**Data listing:**

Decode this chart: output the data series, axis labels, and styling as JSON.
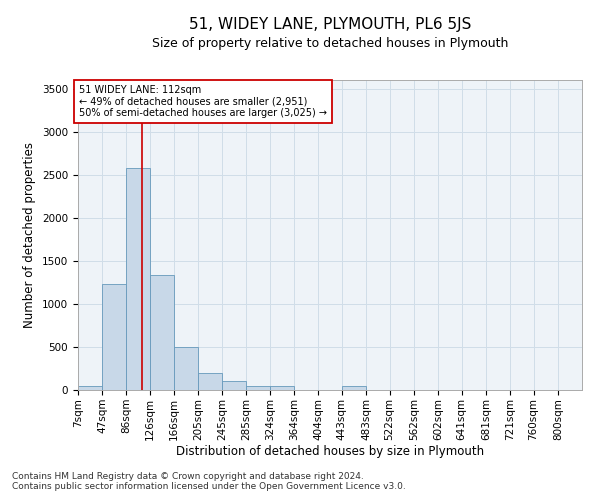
{
  "title": "51, WIDEY LANE, PLYMOUTH, PL6 5JS",
  "subtitle": "Size of property relative to detached houses in Plymouth",
  "xlabel": "Distribution of detached houses by size in Plymouth",
  "ylabel": "Number of detached properties",
  "bar_color": "#c8d8e8",
  "bar_edge_color": "#6699bb",
  "grid_color": "#d0dde8",
  "background_color": "#eef3f8",
  "annotation_text": "51 WIDEY LANE: 112sqm\n← 49% of detached houses are smaller (2,951)\n50% of semi-detached houses are larger (3,025) →",
  "annotation_box_color": "#ffffff",
  "annotation_border_color": "#cc0000",
  "vline_color": "#cc0000",
  "vline_x": 112,
  "footer1": "Contains HM Land Registry data © Crown copyright and database right 2024.",
  "footer2": "Contains public sector information licensed under the Open Government Licence v3.0.",
  "categories": [
    "7sqm",
    "47sqm",
    "86sqm",
    "126sqm",
    "166sqm",
    "205sqm",
    "245sqm",
    "285sqm",
    "324sqm",
    "364sqm",
    "404sqm",
    "443sqm",
    "483sqm",
    "522sqm",
    "562sqm",
    "602sqm",
    "641sqm",
    "681sqm",
    "721sqm",
    "760sqm",
    "800sqm"
  ],
  "bin_edges": [
    7,
    47,
    86,
    126,
    166,
    205,
    245,
    285,
    324,
    364,
    404,
    443,
    483,
    522,
    562,
    602,
    641,
    681,
    721,
    760,
    800,
    840
  ],
  "values": [
    50,
    1230,
    2580,
    1340,
    500,
    195,
    105,
    50,
    45,
    0,
    0,
    50,
    0,
    0,
    0,
    0,
    0,
    0,
    0,
    0,
    0
  ],
  "ylim": [
    0,
    3600
  ],
  "yticks": [
    0,
    500,
    1000,
    1500,
    2000,
    2500,
    3000,
    3500
  ],
  "title_fontsize": 11,
  "subtitle_fontsize": 9,
  "axis_label_fontsize": 8.5,
  "tick_fontsize": 7.5,
  "annotation_fontsize": 7,
  "footer_fontsize": 6.5
}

**Your objective:** Transcribe the listing in full. Omit the pictures and keep every line exact.

**Exercise answer:**
Decode this chart: output the data series, axis labels, and styling as JSON.
{
  "title": "51, WIDEY LANE, PLYMOUTH, PL6 5JS",
  "subtitle": "Size of property relative to detached houses in Plymouth",
  "xlabel": "Distribution of detached houses by size in Plymouth",
  "ylabel": "Number of detached properties",
  "bar_color": "#c8d8e8",
  "bar_edge_color": "#6699bb",
  "grid_color": "#d0dde8",
  "background_color": "#eef3f8",
  "annotation_text": "51 WIDEY LANE: 112sqm\n← 49% of detached houses are smaller (2,951)\n50% of semi-detached houses are larger (3,025) →",
  "annotation_box_color": "#ffffff",
  "annotation_border_color": "#cc0000",
  "vline_color": "#cc0000",
  "vline_x": 112,
  "footer1": "Contains HM Land Registry data © Crown copyright and database right 2024.",
  "footer2": "Contains public sector information licensed under the Open Government Licence v3.0.",
  "categories": [
    "7sqm",
    "47sqm",
    "86sqm",
    "126sqm",
    "166sqm",
    "205sqm",
    "245sqm",
    "285sqm",
    "324sqm",
    "364sqm",
    "404sqm",
    "443sqm",
    "483sqm",
    "522sqm",
    "562sqm",
    "602sqm",
    "641sqm",
    "681sqm",
    "721sqm",
    "760sqm",
    "800sqm"
  ],
  "bin_edges": [
    7,
    47,
    86,
    126,
    166,
    205,
    245,
    285,
    324,
    364,
    404,
    443,
    483,
    522,
    562,
    602,
    641,
    681,
    721,
    760,
    800,
    840
  ],
  "values": [
    50,
    1230,
    2580,
    1340,
    500,
    195,
    105,
    50,
    45,
    0,
    0,
    50,
    0,
    0,
    0,
    0,
    0,
    0,
    0,
    0,
    0
  ],
  "ylim": [
    0,
    3600
  ],
  "yticks": [
    0,
    500,
    1000,
    1500,
    2000,
    2500,
    3000,
    3500
  ],
  "title_fontsize": 11,
  "subtitle_fontsize": 9,
  "axis_label_fontsize": 8.5,
  "tick_fontsize": 7.5,
  "annotation_fontsize": 7,
  "footer_fontsize": 6.5
}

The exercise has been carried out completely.